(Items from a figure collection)
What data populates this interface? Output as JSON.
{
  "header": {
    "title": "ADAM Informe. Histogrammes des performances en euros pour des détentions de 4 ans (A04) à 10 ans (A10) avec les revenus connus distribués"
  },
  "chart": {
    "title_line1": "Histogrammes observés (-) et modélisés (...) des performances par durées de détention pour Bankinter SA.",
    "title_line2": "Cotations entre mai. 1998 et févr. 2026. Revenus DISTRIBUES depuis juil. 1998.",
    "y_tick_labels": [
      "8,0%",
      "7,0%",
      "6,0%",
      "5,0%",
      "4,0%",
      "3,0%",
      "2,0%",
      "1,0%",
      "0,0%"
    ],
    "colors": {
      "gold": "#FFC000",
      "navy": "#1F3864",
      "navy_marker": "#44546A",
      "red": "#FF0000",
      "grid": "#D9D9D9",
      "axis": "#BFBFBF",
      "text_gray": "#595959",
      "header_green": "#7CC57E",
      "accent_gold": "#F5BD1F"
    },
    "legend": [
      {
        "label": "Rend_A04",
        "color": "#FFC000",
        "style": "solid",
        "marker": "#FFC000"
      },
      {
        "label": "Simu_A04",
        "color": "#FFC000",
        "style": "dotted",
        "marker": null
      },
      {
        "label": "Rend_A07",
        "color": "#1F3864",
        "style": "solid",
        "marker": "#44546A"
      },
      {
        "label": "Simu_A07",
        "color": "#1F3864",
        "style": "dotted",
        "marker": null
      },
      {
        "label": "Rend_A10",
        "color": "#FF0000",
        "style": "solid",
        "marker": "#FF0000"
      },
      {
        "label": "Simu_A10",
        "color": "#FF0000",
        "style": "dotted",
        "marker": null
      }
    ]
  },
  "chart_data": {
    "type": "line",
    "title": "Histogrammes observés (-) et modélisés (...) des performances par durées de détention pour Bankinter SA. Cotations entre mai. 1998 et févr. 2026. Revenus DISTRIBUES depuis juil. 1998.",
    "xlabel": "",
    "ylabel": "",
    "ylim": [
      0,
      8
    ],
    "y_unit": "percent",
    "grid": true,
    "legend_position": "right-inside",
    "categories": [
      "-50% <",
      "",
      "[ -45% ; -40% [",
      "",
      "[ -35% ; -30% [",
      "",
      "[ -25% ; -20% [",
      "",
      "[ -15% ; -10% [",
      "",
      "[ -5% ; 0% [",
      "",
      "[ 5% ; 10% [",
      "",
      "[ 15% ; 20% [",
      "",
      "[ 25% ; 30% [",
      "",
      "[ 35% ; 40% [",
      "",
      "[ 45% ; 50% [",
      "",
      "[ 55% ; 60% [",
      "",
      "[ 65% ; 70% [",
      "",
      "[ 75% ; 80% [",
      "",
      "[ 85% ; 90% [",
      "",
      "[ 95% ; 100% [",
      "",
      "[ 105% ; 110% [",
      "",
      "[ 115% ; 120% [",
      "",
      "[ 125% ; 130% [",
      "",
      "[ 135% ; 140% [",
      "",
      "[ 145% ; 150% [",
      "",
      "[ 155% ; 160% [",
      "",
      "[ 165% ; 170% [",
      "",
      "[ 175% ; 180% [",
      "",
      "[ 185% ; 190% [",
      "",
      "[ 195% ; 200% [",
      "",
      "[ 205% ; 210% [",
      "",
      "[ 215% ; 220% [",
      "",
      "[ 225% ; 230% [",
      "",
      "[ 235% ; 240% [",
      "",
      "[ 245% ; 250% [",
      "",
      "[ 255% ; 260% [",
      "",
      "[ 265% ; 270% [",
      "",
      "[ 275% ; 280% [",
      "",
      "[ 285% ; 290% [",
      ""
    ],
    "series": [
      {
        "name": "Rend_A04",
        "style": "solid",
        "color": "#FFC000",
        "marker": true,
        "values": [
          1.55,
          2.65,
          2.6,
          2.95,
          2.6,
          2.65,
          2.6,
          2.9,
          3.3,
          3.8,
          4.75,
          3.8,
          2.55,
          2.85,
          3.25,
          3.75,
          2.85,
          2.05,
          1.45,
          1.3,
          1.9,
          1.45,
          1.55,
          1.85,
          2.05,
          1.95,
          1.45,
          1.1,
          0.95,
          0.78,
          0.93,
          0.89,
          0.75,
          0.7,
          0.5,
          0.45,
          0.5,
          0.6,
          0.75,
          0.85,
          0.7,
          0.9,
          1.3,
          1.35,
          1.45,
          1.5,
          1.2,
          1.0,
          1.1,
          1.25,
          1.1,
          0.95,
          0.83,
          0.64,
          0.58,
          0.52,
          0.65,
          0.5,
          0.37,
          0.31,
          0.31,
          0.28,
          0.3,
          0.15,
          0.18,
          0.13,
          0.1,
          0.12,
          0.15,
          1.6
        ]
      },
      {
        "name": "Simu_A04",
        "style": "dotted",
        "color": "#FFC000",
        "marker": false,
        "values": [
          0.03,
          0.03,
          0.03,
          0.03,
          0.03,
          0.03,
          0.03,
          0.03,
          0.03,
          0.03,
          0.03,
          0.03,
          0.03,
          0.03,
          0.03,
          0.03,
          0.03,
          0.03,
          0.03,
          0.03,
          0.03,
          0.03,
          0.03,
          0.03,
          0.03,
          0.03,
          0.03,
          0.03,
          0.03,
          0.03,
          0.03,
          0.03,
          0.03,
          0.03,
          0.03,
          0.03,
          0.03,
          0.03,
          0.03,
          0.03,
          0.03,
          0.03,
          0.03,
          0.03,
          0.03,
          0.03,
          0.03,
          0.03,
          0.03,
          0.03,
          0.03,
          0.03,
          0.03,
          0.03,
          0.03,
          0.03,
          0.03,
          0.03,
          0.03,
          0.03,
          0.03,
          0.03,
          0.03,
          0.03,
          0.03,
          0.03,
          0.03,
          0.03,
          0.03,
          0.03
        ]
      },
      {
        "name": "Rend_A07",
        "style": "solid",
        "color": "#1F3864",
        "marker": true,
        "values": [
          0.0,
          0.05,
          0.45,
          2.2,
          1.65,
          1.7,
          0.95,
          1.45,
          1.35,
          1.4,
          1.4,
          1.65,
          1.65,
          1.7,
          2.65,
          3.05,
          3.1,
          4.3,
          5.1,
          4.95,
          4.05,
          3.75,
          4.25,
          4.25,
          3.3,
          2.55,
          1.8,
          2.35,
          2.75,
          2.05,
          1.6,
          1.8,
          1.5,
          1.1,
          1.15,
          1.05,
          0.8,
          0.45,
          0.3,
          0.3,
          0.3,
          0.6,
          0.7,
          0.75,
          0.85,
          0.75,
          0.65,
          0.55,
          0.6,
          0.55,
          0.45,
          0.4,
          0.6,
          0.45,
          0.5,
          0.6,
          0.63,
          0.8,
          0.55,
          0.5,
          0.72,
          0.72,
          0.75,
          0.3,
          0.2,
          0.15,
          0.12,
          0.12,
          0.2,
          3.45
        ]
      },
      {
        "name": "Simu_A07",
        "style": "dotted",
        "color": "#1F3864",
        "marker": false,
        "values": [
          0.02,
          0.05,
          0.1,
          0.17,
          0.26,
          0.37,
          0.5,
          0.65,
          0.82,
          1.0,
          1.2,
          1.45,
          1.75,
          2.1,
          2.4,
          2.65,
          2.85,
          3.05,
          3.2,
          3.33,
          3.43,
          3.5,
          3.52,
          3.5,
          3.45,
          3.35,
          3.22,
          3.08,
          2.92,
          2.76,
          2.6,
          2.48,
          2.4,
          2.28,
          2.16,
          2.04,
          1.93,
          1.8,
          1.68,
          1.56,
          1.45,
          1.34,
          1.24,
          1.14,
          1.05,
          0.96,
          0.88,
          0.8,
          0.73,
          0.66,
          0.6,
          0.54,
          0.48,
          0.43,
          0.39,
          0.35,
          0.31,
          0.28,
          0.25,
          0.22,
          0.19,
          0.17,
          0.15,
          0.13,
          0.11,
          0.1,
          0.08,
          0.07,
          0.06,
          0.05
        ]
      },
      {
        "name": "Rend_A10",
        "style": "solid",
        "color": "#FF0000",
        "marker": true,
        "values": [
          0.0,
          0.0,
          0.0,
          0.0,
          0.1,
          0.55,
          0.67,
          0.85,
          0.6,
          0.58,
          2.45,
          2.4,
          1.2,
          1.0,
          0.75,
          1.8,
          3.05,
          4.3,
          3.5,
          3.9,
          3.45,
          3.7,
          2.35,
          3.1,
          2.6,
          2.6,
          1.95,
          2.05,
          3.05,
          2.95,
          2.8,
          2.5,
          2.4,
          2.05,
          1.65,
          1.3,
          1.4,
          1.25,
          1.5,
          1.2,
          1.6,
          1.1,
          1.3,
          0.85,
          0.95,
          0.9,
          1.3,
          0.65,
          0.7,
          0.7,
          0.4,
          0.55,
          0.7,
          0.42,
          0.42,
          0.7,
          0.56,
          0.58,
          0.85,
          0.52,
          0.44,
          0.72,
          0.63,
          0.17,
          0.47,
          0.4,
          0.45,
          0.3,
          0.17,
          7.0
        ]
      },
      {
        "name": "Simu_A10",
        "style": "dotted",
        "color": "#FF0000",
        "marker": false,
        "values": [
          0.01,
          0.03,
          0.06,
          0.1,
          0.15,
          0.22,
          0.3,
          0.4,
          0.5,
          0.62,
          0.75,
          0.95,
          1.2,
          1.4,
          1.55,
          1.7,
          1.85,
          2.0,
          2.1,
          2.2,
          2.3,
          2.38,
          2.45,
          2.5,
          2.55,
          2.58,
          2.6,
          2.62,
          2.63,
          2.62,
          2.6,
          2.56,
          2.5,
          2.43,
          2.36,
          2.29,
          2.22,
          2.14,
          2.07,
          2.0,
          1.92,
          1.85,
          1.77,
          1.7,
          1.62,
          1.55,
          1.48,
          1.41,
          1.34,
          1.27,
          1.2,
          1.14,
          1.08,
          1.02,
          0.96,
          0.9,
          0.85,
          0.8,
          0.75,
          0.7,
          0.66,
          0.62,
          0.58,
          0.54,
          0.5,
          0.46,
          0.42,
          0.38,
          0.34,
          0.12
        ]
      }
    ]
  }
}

[REQUIREMENTS]: List each line of the entries that holds the string "Bankinter".

[WRITTEN RESPONSE]:
    "title_line1": "Histogrammes observés (-) et modélisés (...) des performances par durées de détention pour Bankinter SA.",
    "title": "Histogrammes observés (-) et modélisés (...) des performances par durées de détention pour Bankinter SA. Cotations entre mai. 1998 et févr. 2026. Revenus DISTRIBUES depuis juil. 1998.",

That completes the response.